** BEGIN **

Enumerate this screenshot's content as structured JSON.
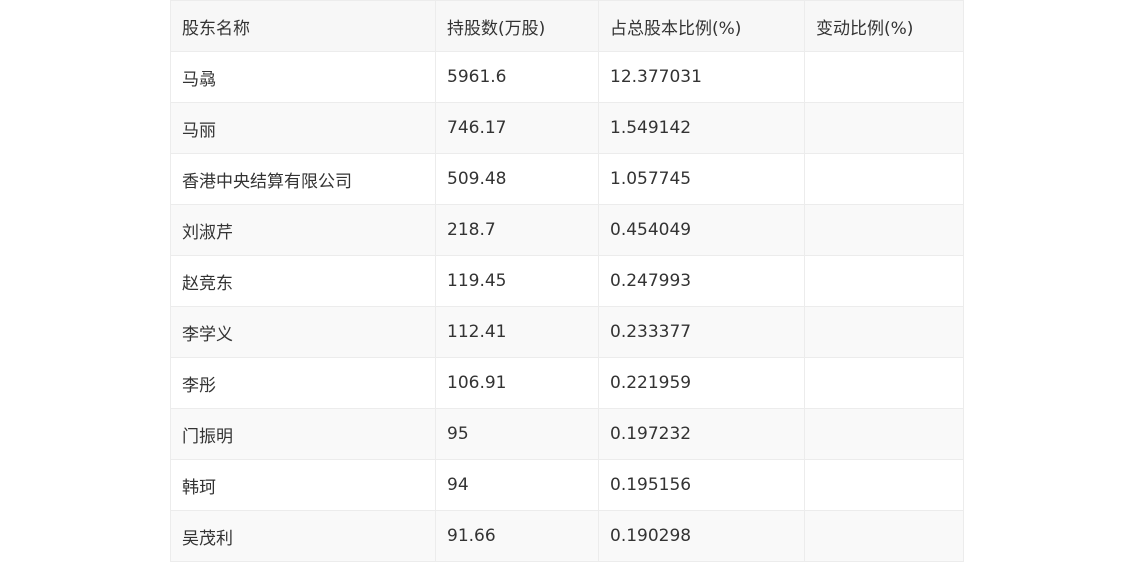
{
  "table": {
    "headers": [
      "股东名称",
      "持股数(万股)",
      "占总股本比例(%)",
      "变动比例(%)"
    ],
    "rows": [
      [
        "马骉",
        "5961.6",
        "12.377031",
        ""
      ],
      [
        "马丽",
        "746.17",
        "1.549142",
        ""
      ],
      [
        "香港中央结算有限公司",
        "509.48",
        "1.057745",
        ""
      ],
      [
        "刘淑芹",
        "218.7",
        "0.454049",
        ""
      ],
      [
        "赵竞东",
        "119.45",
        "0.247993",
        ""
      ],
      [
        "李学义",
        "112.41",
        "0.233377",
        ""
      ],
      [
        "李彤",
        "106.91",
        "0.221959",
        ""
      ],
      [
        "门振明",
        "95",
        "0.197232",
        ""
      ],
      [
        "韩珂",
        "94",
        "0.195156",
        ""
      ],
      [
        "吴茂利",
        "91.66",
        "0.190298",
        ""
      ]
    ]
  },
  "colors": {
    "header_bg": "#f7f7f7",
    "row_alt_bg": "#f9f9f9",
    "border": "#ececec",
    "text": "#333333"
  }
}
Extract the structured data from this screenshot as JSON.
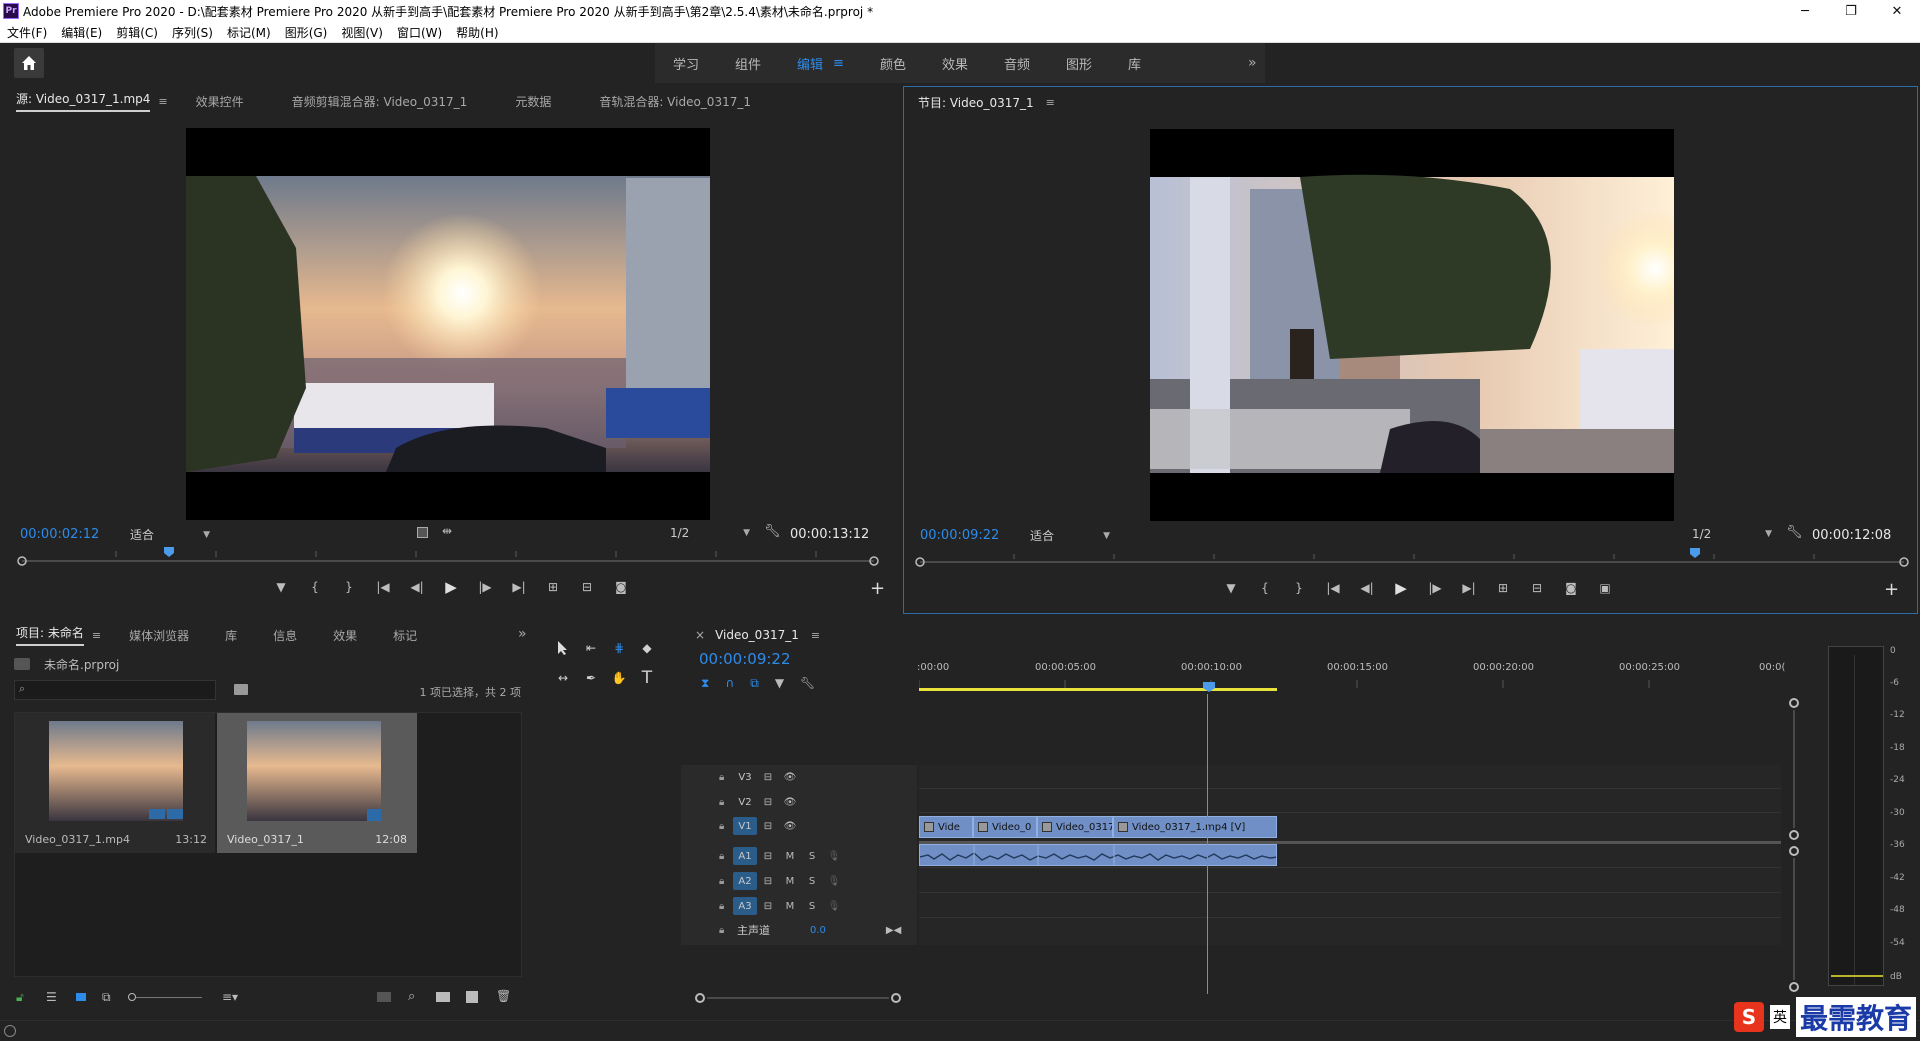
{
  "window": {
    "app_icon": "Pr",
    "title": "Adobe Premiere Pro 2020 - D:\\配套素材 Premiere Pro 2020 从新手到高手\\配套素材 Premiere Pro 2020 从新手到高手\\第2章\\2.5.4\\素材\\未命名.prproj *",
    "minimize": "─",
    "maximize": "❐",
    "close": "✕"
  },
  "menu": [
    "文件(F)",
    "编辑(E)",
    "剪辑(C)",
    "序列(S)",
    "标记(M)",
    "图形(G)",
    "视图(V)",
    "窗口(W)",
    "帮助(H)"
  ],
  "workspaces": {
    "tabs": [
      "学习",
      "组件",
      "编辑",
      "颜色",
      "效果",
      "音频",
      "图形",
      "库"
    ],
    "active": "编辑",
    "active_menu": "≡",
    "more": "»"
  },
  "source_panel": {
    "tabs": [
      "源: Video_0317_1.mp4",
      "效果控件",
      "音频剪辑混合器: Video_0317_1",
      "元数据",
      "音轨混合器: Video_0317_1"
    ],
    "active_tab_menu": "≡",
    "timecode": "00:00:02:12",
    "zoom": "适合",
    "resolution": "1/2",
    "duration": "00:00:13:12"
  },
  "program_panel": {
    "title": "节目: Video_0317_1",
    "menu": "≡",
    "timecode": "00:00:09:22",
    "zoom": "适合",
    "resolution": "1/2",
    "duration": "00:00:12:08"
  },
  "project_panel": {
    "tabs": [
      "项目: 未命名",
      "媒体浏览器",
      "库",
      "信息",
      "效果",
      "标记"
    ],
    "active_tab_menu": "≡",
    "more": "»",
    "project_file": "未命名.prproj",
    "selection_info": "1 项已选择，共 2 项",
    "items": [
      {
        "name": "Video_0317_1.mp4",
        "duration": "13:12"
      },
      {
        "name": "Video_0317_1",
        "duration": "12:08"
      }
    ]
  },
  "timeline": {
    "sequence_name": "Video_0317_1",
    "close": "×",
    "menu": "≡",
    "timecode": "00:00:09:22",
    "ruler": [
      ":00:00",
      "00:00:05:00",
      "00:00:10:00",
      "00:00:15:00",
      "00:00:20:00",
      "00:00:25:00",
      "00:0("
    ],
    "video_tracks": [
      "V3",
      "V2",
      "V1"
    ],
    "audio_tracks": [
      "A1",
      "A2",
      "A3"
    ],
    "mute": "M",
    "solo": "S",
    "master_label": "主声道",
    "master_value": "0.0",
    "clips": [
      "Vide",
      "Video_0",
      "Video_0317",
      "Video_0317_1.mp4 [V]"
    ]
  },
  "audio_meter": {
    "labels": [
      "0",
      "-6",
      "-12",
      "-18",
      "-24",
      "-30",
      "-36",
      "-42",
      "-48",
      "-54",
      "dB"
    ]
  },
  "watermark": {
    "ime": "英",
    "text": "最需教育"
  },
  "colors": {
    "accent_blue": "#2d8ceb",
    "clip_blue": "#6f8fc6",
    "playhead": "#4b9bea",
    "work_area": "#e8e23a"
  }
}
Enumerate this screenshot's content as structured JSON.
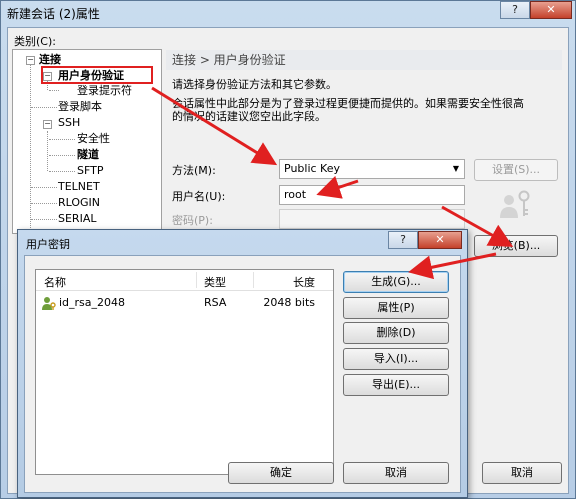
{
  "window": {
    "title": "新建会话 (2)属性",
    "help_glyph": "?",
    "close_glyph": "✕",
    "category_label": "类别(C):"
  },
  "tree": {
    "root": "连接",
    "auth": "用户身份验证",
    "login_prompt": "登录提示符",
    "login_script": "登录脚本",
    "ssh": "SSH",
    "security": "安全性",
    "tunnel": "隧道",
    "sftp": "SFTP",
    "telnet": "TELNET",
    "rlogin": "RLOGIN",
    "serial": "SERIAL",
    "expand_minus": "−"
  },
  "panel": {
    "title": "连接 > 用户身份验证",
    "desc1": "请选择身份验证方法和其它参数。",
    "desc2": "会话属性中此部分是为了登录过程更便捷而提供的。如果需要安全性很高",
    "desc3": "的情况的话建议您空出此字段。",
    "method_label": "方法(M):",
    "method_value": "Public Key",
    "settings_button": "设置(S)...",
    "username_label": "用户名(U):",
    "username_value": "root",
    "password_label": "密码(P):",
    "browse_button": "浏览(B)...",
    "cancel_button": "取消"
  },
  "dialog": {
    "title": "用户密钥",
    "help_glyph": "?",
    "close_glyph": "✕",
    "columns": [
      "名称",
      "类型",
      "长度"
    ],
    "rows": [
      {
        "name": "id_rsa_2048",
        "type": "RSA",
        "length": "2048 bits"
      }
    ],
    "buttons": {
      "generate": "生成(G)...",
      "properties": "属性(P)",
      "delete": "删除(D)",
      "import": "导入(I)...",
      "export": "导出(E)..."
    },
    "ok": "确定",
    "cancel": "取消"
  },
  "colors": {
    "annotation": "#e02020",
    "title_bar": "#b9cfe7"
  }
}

** END **

Restate each entry word for word, please, but drop any images it holds.

• [Exercise result]
Enumerate this screenshot's content as structured JSON.
{
  "table": {
    "headers": [
      "股东名称",
      "持股数(万股)",
      "占总股本比例(%)",
      "变动比例(%)"
    ],
    "rows": [
      [
        "马骉",
        "5961.6",
        "12.377031",
        ""
      ],
      [
        "马丽",
        "746.17",
        "1.549142",
        ""
      ],
      [
        "香港中央结算有限公司",
        "509.48",
        "1.057745",
        ""
      ],
      [
        "刘淑芹",
        "218.7",
        "0.454049",
        ""
      ],
      [
        "赵竞东",
        "119.45",
        "0.247993",
        ""
      ],
      [
        "李学义",
        "112.41",
        "0.233377",
        ""
      ],
      [
        "李彤",
        "106.91",
        "0.221959",
        ""
      ],
      [
        "门振明",
        "95",
        "0.197232",
        ""
      ],
      [
        "韩珂",
        "94",
        "0.195156",
        ""
      ],
      [
        "吴茂利",
        "91.66",
        "0.190298",
        ""
      ]
    ]
  },
  "colors": {
    "header_bg": "#f7f7f7",
    "row_alt_bg": "#f9f9f9",
    "border": "#ececec",
    "text": "#333333"
  }
}
Extract the structured data from this screenshot as JSON.
{
  "window": {
    "app_icon": "Pr",
    "title": "Adobe Premiere Pro 2020 - D:\\配套素材 Premiere Pro 2020 从新手到高手\\配套素材 Premiere Pro 2020 从新手到高手\\第2章\\2.5.4\\素材\\未命名.prproj *",
    "minimize": "─",
    "maximize": "❐",
    "close": "✕"
  },
  "menu": [
    "文件(F)",
    "编辑(E)",
    "剪辑(C)",
    "序列(S)",
    "标记(M)",
    "图形(G)",
    "视图(V)",
    "窗口(W)",
    "帮助(H)"
  ],
  "workspaces": {
    "tabs": [
      "学习",
      "组件",
      "编辑",
      "颜色",
      "效果",
      "音频",
      "图形",
      "库"
    ],
    "active": "编辑",
    "active_menu": "≡",
    "more": "»"
  },
  "source_panel": {
    "tabs": [
      "源: Video_0317_1.mp4",
      "效果控件",
      "音频剪辑混合器: Video_0317_1",
      "元数据",
      "音轨混合器: Video_0317_1"
    ],
    "active_tab_menu": "≡",
    "timecode": "00:00:02:12",
    "zoom": "适合",
    "resolution": "1/2",
    "duration": "00:00:13:12"
  },
  "program_panel": {
    "title": "节目: Video_0317_1",
    "menu": "≡",
    "timecode": "00:00:09:22",
    "zoom": "适合",
    "resolution": "1/2",
    "duration": "00:00:12:08"
  },
  "project_panel": {
    "tabs": [
      "项目: 未命名",
      "媒体浏览器",
      "库",
      "信息",
      "效果",
      "标记"
    ],
    "active_tab_menu": "≡",
    "more": "»",
    "project_file": "未命名.prproj",
    "selection_info": "1 项已选择，共 2 项",
    "items": [
      {
        "name": "Video_0317_1.mp4",
        "duration": "13:12"
      },
      {
        "name": "Video_0317_1",
        "duration": "12:08"
      }
    ]
  },
  "timeline": {
    "sequence_name": "Video_0317_1",
    "close": "×",
    "menu": "≡",
    "timecode": "00:00:09:22",
    "ruler": [
      ":00:00",
      "00:00:05:00",
      "00:00:10:00",
      "00:00:15:00",
      "00:00:20:00",
      "00:00:25:00",
      "00:0("
    ],
    "video_tracks": [
      "V3",
      "V2",
      "V1"
    ],
    "audio_tracks": [
      "A1",
      "A2",
      "A3"
    ],
    "mute": "M",
    "solo": "S",
    "master_label": "主声道",
    "master_value": "0.0",
    "clips": [
      "Vide",
      "Video_0",
      "Video_0317",
      "Video_0317_1.mp4 [V]"
    ]
  },
  "audio_meter": {
    "labels": [
      "0",
      "-6",
      "-12",
      "-18",
      "-24",
      "-30",
      "-36",
      "-42",
      "-48",
      "-54",
      "dB"
    ]
  },
  "watermark": {
    "ime": "英",
    "text": "最需教育"
  },
  "colors": {
    "accent_blue": "#2d8ceb",
    "clip_blue": "#6f8fc6",
    "playhead": "#4b9bea",
    "work_area": "#e8e23a"
  }
}
Enumerate this screenshot's content as structured JSON.
{
  "window": {
    "title": "新建会话 (2)属性",
    "help_glyph": "?",
    "close_glyph": "✕",
    "category_label": "类别(C):"
  },
  "tree": {
    "root": "连接",
    "auth": "用户身份验证",
    "login_prompt": "登录提示符",
    "login_script": "登录脚本",
    "ssh": "SSH",
    "security": "安全性",
    "tunnel": "隧道",
    "sftp": "SFTP",
    "telnet": "TELNET",
    "rlogin": "RLOGIN",
    "serial": "SERIAL",
    "expand_minus": "−"
  },
  "panel": {
    "title": "连接 > 用户身份验证",
    "desc1": "请选择身份验证方法和其它参数。",
    "desc2": "会话属性中此部分是为了登录过程更便捷而提供的。如果需要安全性很高",
    "desc3": "的情况的话建议您空出此字段。",
    "method_label": "方法(M):",
    "method_value": "Public Key",
    "settings_button": "设置(S)...",
    "username_label": "用户名(U):",
    "username_value": "root",
    "password_label": "密码(P):",
    "browse_button": "浏览(B)...",
    "cancel_button": "取消"
  },
  "dialog": {
    "title": "用户密钥",
    "help_glyph": "?",
    "close_glyph": "✕",
    "columns": [
      "名称",
      "类型",
      "长度"
    ],
    "rows": [
      {
        "name": "id_rsa_2048",
        "type": "RSA",
        "length": "2048 bits"
      }
    ],
    "buttons": {
      "generate": "生成(G)...",
      "properties": "属性(P)",
      "delete": "删除(D)",
      "import": "导入(I)...",
      "export": "导出(E)..."
    },
    "ok": "确定",
    "cancel": "取消"
  },
  "colors": {
    "annotation": "#e02020",
    "title_bar": "#b9cfe7"
  }
}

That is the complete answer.